» WHAT IS NEEDED
Report how many lines of the records below include the word "Cells". Give nothing but the number.

(Figure record extracts)

────────

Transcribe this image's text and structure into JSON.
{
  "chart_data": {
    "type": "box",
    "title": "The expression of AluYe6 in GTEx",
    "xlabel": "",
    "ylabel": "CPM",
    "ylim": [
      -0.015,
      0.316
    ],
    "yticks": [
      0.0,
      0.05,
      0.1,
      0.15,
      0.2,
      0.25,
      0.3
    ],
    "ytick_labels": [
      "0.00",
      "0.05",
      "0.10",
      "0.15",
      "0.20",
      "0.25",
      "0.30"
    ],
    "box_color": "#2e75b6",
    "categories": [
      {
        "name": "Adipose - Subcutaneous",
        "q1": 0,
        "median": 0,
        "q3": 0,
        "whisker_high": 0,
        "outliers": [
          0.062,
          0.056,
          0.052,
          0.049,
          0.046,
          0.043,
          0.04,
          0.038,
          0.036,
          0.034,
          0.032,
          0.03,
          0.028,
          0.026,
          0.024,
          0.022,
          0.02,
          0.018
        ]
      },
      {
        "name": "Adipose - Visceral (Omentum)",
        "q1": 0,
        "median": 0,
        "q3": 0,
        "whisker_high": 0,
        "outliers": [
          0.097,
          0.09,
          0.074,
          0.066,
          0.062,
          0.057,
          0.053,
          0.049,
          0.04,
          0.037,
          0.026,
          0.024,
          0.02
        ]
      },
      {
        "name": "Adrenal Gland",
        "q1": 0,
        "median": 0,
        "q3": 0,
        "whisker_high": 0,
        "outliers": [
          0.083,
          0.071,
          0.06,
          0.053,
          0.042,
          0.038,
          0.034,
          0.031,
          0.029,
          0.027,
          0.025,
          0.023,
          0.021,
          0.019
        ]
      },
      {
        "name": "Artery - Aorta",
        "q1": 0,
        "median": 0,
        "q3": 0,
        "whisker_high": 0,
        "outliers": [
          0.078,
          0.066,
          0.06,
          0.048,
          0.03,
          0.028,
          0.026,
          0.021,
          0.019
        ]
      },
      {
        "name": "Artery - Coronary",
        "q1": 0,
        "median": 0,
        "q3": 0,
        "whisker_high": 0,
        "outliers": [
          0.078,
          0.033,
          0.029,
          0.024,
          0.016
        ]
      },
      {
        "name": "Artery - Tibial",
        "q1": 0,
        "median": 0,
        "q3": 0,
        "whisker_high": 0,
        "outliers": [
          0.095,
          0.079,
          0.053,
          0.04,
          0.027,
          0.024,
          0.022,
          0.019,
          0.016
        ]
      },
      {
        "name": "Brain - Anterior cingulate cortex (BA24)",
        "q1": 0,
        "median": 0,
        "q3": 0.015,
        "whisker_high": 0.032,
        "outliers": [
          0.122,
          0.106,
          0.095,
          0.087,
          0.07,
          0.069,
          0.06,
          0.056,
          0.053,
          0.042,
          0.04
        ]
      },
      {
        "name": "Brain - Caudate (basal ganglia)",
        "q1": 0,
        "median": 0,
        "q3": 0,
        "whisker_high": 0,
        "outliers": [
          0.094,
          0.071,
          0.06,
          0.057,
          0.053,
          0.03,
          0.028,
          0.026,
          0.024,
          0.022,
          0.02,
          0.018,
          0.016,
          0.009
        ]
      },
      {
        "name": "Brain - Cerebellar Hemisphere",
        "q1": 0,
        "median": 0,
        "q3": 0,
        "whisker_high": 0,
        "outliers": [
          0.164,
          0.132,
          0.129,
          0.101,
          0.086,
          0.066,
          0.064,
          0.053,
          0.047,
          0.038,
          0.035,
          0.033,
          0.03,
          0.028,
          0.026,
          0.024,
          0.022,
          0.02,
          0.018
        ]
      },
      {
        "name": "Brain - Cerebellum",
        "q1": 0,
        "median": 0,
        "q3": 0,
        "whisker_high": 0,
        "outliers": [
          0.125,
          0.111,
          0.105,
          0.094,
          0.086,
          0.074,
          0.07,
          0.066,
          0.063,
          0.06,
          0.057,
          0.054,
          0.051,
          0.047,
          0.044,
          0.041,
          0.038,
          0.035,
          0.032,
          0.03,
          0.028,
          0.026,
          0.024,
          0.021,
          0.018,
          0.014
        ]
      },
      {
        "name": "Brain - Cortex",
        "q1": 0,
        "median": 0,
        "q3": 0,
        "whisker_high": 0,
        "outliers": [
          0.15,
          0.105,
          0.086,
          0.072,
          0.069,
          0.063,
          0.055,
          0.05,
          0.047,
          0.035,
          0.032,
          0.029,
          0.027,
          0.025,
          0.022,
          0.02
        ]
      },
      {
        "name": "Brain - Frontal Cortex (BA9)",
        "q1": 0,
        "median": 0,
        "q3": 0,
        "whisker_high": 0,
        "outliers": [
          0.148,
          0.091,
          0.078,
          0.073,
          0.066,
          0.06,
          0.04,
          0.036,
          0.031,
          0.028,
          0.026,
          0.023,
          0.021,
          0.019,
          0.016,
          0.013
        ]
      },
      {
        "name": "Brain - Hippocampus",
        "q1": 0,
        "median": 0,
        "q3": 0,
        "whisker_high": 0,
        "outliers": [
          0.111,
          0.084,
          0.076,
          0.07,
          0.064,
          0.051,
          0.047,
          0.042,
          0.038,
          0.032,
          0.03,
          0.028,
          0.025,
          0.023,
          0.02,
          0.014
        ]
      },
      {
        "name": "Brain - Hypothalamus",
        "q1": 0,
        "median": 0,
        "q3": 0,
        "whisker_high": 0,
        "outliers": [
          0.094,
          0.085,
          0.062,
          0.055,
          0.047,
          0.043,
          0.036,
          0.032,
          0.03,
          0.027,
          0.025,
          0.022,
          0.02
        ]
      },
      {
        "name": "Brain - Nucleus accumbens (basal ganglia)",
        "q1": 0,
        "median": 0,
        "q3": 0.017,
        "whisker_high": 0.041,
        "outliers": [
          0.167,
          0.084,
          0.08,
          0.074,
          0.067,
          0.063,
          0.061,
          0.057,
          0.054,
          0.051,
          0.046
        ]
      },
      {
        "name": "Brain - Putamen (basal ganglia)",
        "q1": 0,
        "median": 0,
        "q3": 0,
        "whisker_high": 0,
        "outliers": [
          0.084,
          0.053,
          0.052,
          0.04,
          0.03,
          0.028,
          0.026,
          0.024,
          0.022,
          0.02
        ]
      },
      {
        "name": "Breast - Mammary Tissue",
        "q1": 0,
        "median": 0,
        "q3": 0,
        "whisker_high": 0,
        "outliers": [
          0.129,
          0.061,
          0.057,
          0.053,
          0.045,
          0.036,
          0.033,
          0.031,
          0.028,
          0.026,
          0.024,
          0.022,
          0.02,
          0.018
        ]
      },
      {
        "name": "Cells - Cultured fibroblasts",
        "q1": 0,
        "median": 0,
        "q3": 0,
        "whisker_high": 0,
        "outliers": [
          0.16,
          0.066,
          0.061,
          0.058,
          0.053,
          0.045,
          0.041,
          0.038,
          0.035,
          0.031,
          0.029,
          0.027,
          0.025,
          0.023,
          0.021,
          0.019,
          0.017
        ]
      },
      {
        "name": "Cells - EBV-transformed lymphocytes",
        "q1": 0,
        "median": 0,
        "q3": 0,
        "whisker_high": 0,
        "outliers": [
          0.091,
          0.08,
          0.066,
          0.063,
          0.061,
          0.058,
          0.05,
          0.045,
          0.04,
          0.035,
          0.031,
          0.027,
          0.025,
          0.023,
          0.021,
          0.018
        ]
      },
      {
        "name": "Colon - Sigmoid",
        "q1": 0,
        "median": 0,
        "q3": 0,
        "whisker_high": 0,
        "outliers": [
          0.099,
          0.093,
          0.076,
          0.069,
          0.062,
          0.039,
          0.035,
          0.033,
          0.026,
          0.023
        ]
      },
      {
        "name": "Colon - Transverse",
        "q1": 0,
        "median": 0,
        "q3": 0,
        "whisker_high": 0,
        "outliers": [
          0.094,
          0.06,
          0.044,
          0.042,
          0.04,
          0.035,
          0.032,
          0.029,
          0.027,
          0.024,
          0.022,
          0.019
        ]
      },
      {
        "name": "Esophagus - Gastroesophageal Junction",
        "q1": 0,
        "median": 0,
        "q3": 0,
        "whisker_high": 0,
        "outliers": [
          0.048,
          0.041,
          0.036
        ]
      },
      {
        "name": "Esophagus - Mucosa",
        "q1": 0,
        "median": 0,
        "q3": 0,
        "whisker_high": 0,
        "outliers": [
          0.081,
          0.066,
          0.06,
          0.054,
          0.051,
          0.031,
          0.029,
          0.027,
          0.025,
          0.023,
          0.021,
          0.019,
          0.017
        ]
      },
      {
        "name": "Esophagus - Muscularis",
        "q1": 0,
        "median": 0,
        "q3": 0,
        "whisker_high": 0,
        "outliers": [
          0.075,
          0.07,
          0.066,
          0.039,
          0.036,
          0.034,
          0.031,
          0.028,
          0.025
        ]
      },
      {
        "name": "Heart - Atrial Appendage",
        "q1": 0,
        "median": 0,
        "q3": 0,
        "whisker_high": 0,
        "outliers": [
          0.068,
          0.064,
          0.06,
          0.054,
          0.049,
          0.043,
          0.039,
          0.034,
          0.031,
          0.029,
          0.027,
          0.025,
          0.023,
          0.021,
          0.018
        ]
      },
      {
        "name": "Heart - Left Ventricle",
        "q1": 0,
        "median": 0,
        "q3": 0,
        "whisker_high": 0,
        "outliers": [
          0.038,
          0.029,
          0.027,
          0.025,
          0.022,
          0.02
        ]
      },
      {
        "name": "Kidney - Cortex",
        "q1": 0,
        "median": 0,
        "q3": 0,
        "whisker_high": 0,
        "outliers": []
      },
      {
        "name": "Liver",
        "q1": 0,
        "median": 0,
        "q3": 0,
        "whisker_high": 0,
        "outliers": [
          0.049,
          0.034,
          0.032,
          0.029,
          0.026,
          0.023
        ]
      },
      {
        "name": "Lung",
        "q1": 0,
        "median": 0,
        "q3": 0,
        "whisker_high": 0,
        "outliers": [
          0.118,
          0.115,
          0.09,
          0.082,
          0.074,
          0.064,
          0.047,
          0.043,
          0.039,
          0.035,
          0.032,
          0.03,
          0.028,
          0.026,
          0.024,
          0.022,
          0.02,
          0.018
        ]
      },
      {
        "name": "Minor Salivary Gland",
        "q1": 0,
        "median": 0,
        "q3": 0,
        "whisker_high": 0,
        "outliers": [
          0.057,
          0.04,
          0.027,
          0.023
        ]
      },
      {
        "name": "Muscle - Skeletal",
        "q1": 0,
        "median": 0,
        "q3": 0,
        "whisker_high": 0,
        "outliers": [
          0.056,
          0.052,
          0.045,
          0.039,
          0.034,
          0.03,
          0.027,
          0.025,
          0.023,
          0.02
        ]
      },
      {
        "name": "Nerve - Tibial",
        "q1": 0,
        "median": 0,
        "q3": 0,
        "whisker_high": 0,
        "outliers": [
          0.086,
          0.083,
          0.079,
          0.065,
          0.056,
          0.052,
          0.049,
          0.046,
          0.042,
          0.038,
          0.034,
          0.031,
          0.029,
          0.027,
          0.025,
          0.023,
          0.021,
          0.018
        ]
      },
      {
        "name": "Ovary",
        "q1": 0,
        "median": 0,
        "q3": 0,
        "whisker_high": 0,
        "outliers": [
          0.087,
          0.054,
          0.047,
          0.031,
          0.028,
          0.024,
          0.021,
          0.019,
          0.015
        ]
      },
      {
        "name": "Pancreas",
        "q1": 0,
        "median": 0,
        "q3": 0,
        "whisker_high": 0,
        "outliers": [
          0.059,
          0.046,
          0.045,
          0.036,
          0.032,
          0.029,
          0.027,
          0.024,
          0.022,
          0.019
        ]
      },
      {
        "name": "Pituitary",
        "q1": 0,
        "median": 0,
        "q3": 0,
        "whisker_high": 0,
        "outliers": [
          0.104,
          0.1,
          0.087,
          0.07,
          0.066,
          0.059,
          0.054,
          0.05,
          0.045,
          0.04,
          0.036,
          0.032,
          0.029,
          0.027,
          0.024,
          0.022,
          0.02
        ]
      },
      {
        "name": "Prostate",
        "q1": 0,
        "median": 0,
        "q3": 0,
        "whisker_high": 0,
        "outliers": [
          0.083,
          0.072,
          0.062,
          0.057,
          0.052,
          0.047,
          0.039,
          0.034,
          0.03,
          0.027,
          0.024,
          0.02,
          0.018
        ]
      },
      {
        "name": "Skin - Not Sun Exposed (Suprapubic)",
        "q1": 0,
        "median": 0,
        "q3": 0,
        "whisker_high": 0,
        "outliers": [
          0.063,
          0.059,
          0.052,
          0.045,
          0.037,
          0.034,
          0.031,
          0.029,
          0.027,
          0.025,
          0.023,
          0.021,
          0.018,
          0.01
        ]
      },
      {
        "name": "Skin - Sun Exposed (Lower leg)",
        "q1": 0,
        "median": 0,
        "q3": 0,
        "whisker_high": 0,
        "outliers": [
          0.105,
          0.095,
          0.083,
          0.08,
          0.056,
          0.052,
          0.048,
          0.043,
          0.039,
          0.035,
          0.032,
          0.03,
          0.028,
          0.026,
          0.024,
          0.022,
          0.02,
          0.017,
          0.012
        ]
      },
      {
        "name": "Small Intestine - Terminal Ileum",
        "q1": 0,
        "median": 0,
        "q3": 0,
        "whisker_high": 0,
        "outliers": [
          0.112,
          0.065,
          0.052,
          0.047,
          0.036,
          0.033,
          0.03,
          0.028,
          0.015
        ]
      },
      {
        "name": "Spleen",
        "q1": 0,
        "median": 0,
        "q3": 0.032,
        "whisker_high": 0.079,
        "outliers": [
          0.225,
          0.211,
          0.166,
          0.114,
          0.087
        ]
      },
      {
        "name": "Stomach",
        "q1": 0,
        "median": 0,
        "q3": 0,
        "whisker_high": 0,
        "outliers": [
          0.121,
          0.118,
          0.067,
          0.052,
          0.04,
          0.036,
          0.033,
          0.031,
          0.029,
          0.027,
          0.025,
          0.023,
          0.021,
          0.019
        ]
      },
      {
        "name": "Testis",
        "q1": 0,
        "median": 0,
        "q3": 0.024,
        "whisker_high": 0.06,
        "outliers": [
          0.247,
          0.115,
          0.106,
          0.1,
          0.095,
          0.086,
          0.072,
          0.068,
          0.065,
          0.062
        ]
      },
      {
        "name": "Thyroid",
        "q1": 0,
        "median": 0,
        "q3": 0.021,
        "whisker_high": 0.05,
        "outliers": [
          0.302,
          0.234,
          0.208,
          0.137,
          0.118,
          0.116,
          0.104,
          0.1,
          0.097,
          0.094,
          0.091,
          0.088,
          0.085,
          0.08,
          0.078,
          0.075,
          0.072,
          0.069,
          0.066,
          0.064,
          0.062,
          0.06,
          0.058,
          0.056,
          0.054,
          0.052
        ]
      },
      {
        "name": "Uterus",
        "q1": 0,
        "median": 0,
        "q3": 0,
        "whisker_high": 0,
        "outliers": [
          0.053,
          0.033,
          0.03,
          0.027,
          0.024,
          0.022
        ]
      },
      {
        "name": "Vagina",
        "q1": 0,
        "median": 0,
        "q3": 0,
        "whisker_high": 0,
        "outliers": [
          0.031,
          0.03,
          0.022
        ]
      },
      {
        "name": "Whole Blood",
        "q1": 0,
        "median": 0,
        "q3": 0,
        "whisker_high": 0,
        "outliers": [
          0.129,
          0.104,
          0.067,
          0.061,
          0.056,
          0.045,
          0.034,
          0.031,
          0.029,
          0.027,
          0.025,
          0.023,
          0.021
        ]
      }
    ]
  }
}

────────

» OUTPUT OF THE TASK
2